* [Problem statement]: Write out the data below in full, unchanged, minus the images.

━━ Provided information

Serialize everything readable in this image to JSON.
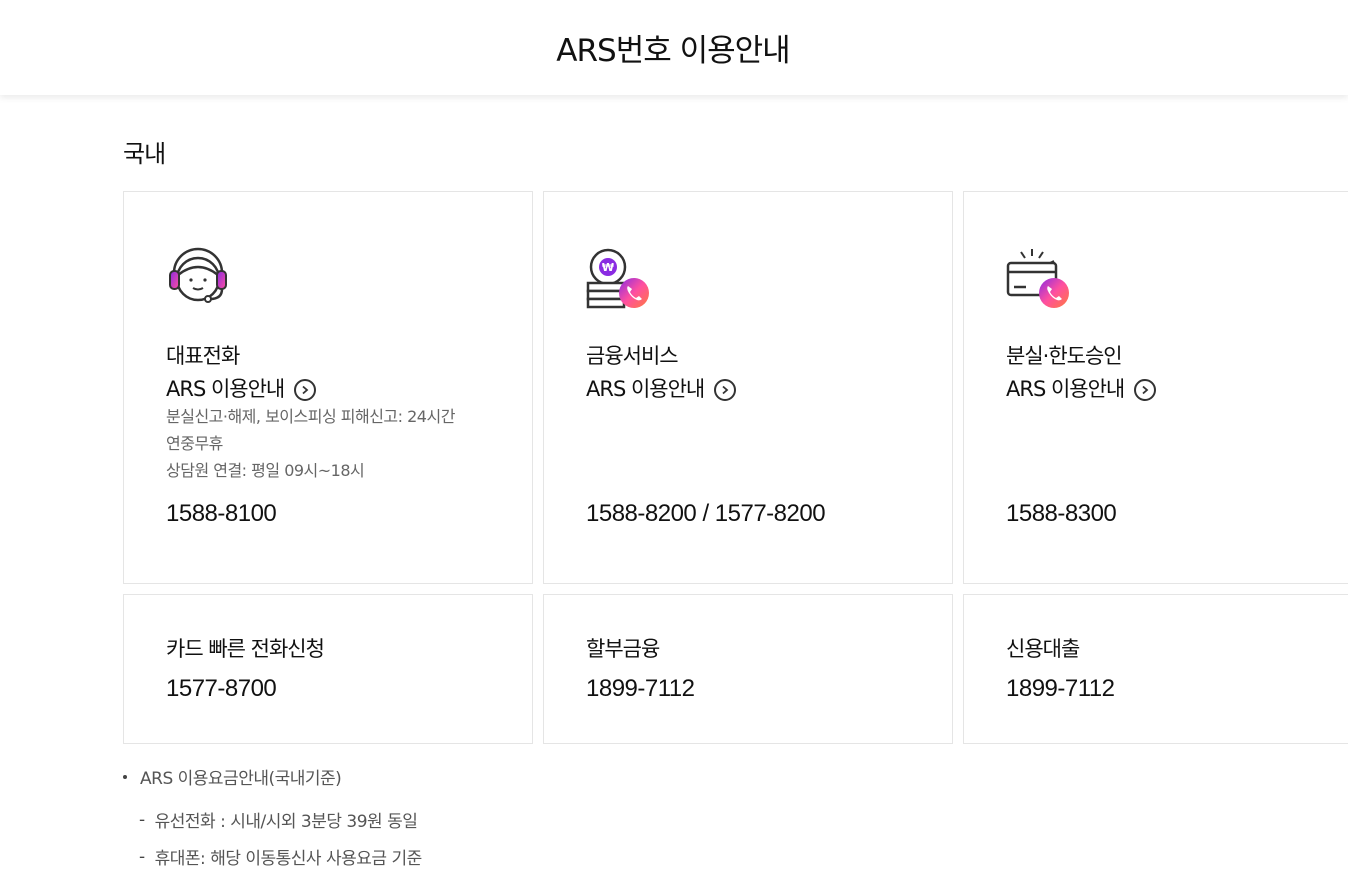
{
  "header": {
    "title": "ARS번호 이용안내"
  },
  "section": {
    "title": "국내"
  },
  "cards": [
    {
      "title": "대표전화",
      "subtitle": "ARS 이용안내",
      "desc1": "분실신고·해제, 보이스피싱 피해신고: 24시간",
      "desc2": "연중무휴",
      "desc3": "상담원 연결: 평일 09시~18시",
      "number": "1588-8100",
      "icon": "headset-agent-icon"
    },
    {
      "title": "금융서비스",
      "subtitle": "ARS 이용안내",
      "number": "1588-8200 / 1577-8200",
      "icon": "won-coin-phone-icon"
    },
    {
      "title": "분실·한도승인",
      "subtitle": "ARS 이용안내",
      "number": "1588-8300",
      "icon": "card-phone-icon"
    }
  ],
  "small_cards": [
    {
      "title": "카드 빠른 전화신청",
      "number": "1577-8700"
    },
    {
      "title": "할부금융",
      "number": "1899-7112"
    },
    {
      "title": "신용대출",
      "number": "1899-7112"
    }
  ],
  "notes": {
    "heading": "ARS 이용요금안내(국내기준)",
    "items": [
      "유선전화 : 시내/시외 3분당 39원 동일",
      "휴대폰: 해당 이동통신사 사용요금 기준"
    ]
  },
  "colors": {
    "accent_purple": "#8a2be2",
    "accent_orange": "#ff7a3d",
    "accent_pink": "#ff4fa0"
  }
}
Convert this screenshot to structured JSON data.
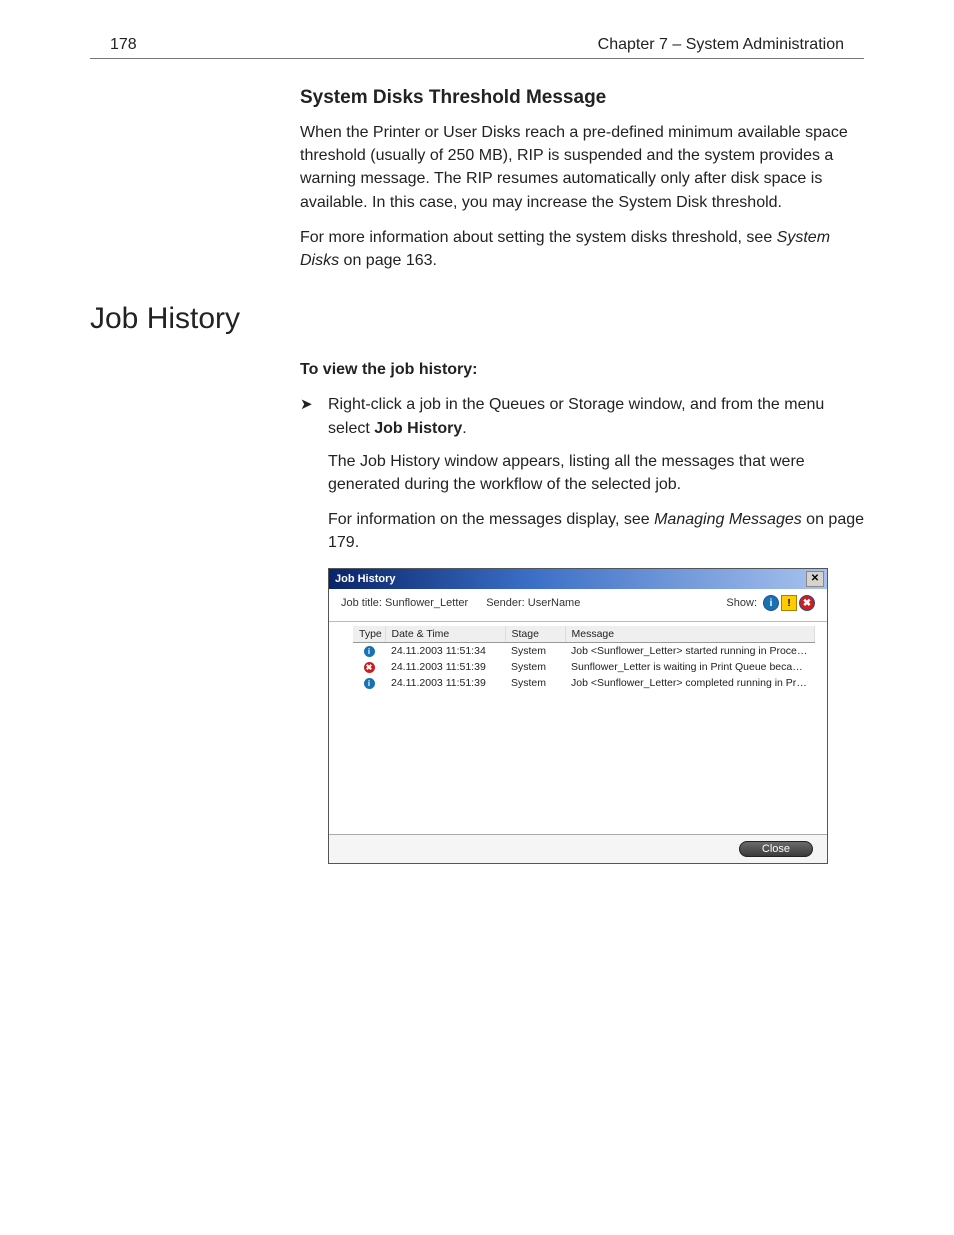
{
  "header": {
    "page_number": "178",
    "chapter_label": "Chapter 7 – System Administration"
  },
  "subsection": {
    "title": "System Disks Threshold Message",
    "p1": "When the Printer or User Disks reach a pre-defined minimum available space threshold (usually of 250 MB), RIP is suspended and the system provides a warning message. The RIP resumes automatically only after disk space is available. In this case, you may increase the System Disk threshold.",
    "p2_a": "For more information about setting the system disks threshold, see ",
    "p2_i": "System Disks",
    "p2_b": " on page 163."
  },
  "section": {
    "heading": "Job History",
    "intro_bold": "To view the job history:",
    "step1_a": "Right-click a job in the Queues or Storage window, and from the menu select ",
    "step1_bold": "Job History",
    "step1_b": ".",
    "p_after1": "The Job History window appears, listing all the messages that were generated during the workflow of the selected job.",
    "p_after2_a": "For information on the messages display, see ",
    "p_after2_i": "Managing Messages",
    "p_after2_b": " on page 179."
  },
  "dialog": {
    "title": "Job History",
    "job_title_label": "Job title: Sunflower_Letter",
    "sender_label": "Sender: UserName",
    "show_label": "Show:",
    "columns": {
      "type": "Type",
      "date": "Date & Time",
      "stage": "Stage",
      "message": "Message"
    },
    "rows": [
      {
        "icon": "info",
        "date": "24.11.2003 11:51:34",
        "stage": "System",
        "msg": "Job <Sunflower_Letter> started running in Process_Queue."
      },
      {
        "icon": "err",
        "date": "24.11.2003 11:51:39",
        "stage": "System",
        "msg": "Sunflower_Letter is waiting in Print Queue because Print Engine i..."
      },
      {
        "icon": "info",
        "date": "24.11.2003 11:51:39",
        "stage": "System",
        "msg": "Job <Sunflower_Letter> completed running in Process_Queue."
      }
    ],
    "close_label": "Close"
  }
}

━━━━

* [Exercise solution]:
Serialize everything readable in this image to JSON.
{
  "header": {
    "title": "ARS번호 이용안내"
  },
  "section": {
    "title": "국내"
  },
  "cards": [
    {
      "title": "대표전화",
      "subtitle": "ARS 이용안내",
      "desc1": "분실신고·해제, 보이스피싱 피해신고: 24시간",
      "desc2": "연중무휴",
      "desc3": "상담원 연결: 평일 09시~18시",
      "number": "1588-8100",
      "icon": "headset-agent-icon"
    },
    {
      "title": "금융서비스",
      "subtitle": "ARS 이용안내",
      "number": "1588-8200 / 1577-8200",
      "icon": "won-coin-phone-icon"
    },
    {
      "title": "분실·한도승인",
      "subtitle": "ARS 이용안내",
      "number": "1588-8300",
      "icon": "card-phone-icon"
    }
  ],
  "small_cards": [
    {
      "title": "카드 빠른 전화신청",
      "number": "1577-8700"
    },
    {
      "title": "할부금융",
      "number": "1899-7112"
    },
    {
      "title": "신용대출",
      "number": "1899-7112"
    }
  ],
  "notes": {
    "heading": "ARS 이용요금안내(국내기준)",
    "items": [
      "유선전화 : 시내/시외 3분당 39원 동일",
      "휴대폰: 해당 이동통신사 사용요금 기준"
    ]
  },
  "colors": {
    "accent_purple": "#8a2be2",
    "accent_orange": "#ff7a3d",
    "accent_pink": "#ff4fa0"
  }
}
Convert this screenshot to structured JSON data.
{
  "header": {
    "page_number": "178",
    "chapter_label": "Chapter 7 – System Administration"
  },
  "subsection": {
    "title": "System Disks Threshold Message",
    "p1": "When the Printer or User Disks reach a pre-defined minimum available space threshold (usually of 250 MB), RIP is suspended and the system provides a warning message. The RIP resumes automatically only after disk space is available. In this case, you may increase the System Disk threshold.",
    "p2_a": "For more information about setting the system disks threshold, see ",
    "p2_i": "System Disks",
    "p2_b": " on page 163."
  },
  "section": {
    "heading": "Job History",
    "intro_bold": "To view the job history:",
    "step1_a": "Right-click a job in the Queues or Storage window, and from the menu select ",
    "step1_bold": "Job History",
    "step1_b": ".",
    "p_after1": "The Job History window appears, listing all the messages that were generated during the workflow of the selected job.",
    "p_after2_a": "For information on the messages display, see ",
    "p_after2_i": "Managing Messages",
    "p_after2_b": " on page 179."
  },
  "dialog": {
    "title": "Job History",
    "job_title_label": "Job title: Sunflower_Letter",
    "sender_label": "Sender: UserName",
    "show_label": "Show:",
    "columns": {
      "type": "Type",
      "date": "Date & Time",
      "stage": "Stage",
      "message": "Message"
    },
    "rows": [
      {
        "icon": "info",
        "date": "24.11.2003 11:51:34",
        "stage": "System",
        "msg": "Job <Sunflower_Letter> started running in Process_Queue."
      },
      {
        "icon": "err",
        "date": "24.11.2003 11:51:39",
        "stage": "System",
        "msg": "Sunflower_Letter is waiting in Print Queue because Print Engine i..."
      },
      {
        "icon": "info",
        "date": "24.11.2003 11:51:39",
        "stage": "System",
        "msg": "Job <Sunflower_Letter> completed running in Process_Queue."
      }
    ],
    "close_label": "Close"
  }
}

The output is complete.